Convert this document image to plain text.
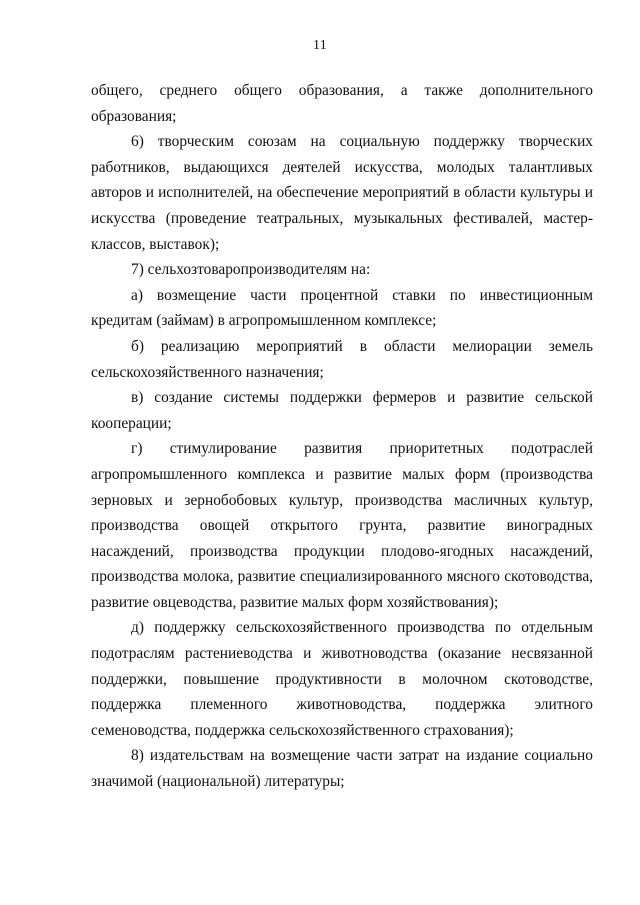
11

общего, среднего общего образования, а также дополнительного образования;

6) творческим союзам на социальную поддержку творческих работников, выдающихся деятелей искусства, молодых талантливых авторов и исполнителей, на обеспечение мероприятий в области культуры и искусства (проведение театральных, музыкальных фестивалей, мастер-классов, выставок);

7) сельхозтоваропроизводителям на:

а) возмещение части процентной ставки по инвестиционным кредитам (займам) в агропромышленном комплексе;

б) реализацию мероприятий в области мелиорации земель сельскохозяйственного назначения;

в) создание системы поддержки фермеров и развитие сельской кооперации;

г) стимулирование развития приоритетных подотраслей агропромышленного комплекса и развитие малых форм (производства зерновых и зернобобовых культур, производства масличных культур, производства овощей открытого грунта, развитие виноградных насаждений, производства продукции плодово-ягодных насаждений, производства молока, развитие специализированного мясного скотоводства, развитие овцеводства, развитие малых форм хозяйствования);

д) поддержку сельскохозяйственного производства по отдельным подотраслям растениеводства и животноводства (оказание несвязанной поддержки, повышение продуктивности в молочном скотоводстве, поддержка племенного животноводства, поддержка элитного семеноводства, поддержка сельскохозяйственного страхования);

8) издательствам на возмещение части затрат на издание социально значимой (национальной) литературы;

========================================

> WHAT THE EXERCISE ASKS: All lines above containing the string "возмещение" are to be collected.

> THE RESPONSE:
а) возмещение части процентной ставки по инвестиционным кредитам (займам) в агропромышленном комплексе;
8) издательствам на возмещение части затрат на издание социально значимой (национальной) литературы;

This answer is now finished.